### Work to do
Pictures stay out; everything else in the records below is copied exactly.

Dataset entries
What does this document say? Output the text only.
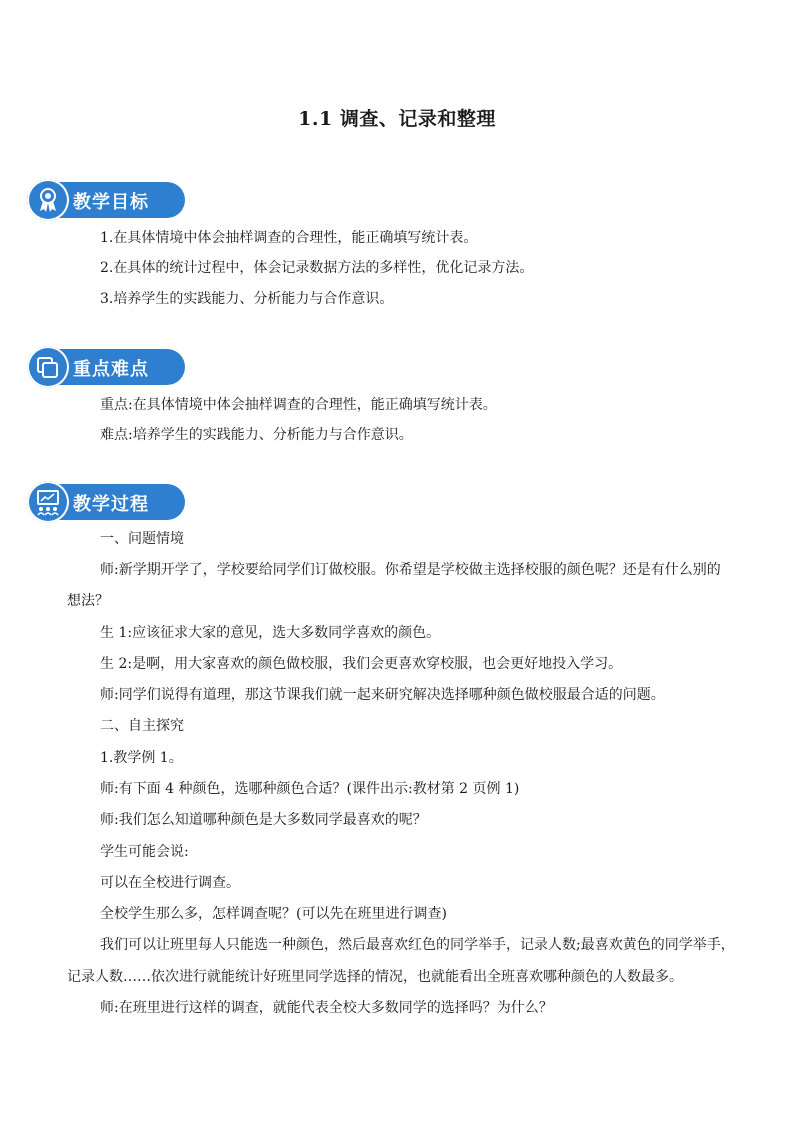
1.1 调查、记录和整理
教学目标
1.在具体情境中体会抽样调查的合理性，能正确填写统计表。
2.在具体的统计过程中，体会记录数据方法的多样性，优化记录方法。
3.培养学生的实践能力、分析能力与合作意识。
重点难点
重点:在具体情境中体会抽样调查的合理性，能正确填写统计表。
难点:培养学生的实践能力、分析能力与合作意识。
教学过程
一、问题情境
师:新学期开学了，学校要给同学们订做校服。你希望是学校做主选择校服的颜色呢？还是有什么别的
想法？
生 1:应该征求大家的意见，选大多数同学喜欢的颜色。
生 2:是啊，用大家喜欢的颜色做校服，我们会更喜欢穿校服，也会更好地投入学习。
师:同学们说得有道理，那这节课我们就一起来研究解决选择哪种颜色做校服最合适的问题。
二、自主探究
1.教学例 1。
师:有下面 4 种颜色，选哪种颜色合适？(课件出示:教材第 2 页例 1)
师:我们怎么知道哪种颜色是大多数同学最喜欢的呢？
学生可能会说:
可以在全校进行调查。
全校学生那么多，怎样调查呢？(可以先在班里进行调查)
我们可以让班里每人只能选一种颜色，然后最喜欢红色的同学举手，记录人数;最喜欢黄色的同学举手，
记录人数……依次进行就能统计好班里同学选择的情况，也就能看出全班喜欢哪种颜色的人数最多。
师:在班里进行这样的调查，就能代表全校大多数同学的选择吗？为什么？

### Result
What does this document say? Output the text only.
1.1 调查、记录和整理
教学目标
1.在具体情境中体会抽样调查的合理性，能正确填写统计表。
2.在具体的统计过程中，体会记录数据方法的多样性，优化记录方法。
3.培养学生的实践能力、分析能力与合作意识。
重点难点
重点:在具体情境中体会抽样调查的合理性，能正确填写统计表。
难点:培养学生的实践能力、分析能力与合作意识。
教学过程
一、问题情境
师:新学期开学了，学校要给同学们订做校服。你希望是学校做主选择校服的颜色呢？还是有什么别的
想法？
生 1:应该征求大家的意见，选大多数同学喜欢的颜色。
生 2:是啊，用大家喜欢的颜色做校服，我们会更喜欢穿校服，也会更好地投入学习。
师:同学们说得有道理，那这节课我们就一起来研究解决选择哪种颜色做校服最合适的问题。
二、自主探究
1.教学例 1。
师:有下面 4 种颜色，选哪种颜色合适？(课件出示:教材第 2 页例 1)
师:我们怎么知道哪种颜色是大多数同学最喜欢的呢？
学生可能会说:
可以在全校进行调查。
全校学生那么多，怎样调查呢？(可以先在班里进行调查)
我们可以让班里每人只能选一种颜色，然后最喜欢红色的同学举手，记录人数;最喜欢黄色的同学举手，
记录人数……依次进行就能统计好班里同学选择的情况，也就能看出全班喜欢哪种颜色的人数最多。
师:在班里进行这样的调查，就能代表全校大多数同学的选择吗？为什么？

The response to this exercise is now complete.